*DO THIS*:
From the listing below, pick out each line with the word "Variación".

>>>>

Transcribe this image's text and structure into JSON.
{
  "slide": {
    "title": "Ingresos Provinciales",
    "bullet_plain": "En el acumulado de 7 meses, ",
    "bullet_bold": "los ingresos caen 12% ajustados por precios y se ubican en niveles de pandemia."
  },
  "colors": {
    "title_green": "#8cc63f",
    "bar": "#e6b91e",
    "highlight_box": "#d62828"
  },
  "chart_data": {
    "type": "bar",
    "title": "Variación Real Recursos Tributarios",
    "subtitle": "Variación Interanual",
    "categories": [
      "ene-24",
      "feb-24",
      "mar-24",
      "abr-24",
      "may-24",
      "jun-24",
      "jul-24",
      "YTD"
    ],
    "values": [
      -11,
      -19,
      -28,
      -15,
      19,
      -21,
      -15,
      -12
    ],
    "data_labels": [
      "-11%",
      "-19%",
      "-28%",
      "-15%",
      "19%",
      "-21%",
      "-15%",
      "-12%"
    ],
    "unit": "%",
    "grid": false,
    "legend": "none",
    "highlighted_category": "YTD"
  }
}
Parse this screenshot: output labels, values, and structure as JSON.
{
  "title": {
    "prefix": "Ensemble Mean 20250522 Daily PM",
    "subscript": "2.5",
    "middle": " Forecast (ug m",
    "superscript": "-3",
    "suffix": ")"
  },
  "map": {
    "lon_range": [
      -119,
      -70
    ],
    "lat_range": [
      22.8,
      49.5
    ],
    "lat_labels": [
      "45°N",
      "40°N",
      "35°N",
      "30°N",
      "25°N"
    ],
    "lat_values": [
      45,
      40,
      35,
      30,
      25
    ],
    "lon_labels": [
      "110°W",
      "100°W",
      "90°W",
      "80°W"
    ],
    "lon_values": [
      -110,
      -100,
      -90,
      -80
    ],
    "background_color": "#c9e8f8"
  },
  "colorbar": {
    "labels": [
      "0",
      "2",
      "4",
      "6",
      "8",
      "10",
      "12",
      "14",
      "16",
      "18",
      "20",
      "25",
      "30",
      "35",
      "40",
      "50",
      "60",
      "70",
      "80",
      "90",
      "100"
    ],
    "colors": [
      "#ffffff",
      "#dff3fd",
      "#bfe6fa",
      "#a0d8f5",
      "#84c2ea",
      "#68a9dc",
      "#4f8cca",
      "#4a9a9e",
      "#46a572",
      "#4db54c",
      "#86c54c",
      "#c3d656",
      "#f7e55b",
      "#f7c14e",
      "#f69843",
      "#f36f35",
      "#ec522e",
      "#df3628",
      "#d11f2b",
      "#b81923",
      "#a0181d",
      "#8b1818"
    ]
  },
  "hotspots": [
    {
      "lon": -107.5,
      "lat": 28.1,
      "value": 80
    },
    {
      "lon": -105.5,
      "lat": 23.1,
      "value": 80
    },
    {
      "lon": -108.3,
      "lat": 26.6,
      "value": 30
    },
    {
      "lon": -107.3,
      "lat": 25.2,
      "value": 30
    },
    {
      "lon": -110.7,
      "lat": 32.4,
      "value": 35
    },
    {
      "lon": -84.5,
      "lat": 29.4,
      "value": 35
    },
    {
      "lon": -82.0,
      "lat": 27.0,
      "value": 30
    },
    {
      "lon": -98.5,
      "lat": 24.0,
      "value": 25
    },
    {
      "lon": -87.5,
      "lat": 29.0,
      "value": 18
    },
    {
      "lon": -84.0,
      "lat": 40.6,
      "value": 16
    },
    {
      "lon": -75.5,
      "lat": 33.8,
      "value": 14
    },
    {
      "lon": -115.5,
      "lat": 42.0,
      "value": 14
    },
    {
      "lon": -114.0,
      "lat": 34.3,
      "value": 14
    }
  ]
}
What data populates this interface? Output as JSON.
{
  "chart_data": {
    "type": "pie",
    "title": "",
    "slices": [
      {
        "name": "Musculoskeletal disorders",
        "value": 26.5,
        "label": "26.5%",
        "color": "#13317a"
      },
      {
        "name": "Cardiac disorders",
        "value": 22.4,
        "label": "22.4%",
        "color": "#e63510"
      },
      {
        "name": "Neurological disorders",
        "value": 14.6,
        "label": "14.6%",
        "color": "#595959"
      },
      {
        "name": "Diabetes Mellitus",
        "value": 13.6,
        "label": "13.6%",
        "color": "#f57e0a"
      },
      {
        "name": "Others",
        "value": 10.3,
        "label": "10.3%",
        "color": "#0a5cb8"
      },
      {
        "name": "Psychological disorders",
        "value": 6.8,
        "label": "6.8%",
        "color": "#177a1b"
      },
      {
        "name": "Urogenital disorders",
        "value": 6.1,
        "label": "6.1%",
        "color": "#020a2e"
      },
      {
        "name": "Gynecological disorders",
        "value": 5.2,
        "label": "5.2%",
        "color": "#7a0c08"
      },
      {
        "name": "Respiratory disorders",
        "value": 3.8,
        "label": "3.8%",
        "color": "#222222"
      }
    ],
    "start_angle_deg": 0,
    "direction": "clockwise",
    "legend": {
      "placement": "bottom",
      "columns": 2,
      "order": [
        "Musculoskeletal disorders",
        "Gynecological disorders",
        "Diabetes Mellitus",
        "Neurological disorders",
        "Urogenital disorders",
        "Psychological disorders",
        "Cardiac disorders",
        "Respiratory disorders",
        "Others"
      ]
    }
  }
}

<<<<

*TASK RESPONSE*:
    "title": "Variación Real Recursos Tributarios",
    "subtitle": "Variación Interanual",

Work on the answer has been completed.